EXERCISE INPUTS:
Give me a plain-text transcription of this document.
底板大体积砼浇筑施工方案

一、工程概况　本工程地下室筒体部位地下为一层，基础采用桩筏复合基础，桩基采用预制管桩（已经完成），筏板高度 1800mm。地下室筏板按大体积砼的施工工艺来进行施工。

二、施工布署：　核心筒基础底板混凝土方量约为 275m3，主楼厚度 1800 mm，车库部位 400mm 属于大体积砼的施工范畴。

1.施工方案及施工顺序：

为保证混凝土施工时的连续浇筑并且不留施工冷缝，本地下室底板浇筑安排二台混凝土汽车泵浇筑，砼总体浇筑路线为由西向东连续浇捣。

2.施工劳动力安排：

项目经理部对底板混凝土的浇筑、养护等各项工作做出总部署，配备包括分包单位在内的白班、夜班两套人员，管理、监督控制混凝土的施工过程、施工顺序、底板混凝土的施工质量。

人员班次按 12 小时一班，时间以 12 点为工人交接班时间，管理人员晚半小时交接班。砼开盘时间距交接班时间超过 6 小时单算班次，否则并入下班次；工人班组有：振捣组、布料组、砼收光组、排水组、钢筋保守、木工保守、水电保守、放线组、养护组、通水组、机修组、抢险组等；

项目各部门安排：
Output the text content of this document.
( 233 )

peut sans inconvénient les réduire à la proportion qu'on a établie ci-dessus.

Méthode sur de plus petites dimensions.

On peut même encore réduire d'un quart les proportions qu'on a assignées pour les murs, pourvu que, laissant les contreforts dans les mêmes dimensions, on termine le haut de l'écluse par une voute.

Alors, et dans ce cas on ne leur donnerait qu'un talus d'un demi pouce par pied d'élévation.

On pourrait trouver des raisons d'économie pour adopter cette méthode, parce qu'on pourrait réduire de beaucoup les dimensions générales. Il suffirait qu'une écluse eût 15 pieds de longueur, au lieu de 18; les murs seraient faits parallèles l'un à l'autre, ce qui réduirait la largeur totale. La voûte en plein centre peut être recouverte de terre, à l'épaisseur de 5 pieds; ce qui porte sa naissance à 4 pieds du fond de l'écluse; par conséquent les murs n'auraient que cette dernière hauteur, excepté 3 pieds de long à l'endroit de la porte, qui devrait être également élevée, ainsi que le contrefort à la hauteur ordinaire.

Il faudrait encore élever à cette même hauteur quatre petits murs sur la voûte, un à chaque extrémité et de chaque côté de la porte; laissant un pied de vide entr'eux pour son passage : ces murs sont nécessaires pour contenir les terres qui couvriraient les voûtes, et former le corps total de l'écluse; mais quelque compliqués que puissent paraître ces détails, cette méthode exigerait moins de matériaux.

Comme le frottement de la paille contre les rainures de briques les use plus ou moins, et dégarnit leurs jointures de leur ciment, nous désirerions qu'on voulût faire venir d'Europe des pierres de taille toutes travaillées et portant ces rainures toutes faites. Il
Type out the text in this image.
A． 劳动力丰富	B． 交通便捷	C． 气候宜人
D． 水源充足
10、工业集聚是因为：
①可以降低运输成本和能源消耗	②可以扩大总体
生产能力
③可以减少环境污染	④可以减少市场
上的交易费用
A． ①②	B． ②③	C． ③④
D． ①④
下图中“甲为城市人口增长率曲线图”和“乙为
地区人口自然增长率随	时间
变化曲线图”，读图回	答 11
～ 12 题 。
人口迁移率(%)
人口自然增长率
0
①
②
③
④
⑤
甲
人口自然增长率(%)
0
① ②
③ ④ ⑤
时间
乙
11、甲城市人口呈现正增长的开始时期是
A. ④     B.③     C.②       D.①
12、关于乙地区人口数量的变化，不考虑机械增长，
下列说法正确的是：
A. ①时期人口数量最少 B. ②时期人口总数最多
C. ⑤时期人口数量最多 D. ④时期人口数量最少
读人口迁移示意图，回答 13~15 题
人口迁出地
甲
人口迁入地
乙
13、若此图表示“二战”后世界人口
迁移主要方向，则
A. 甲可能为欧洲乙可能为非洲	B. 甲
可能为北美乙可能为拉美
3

REQUIREMENT:
Scan the material line by line and report each one that contains "this".

TASK RESPONSE:
Give me a plain-text transcription of this document.
Output the text content of this document.
Type out the text in this image.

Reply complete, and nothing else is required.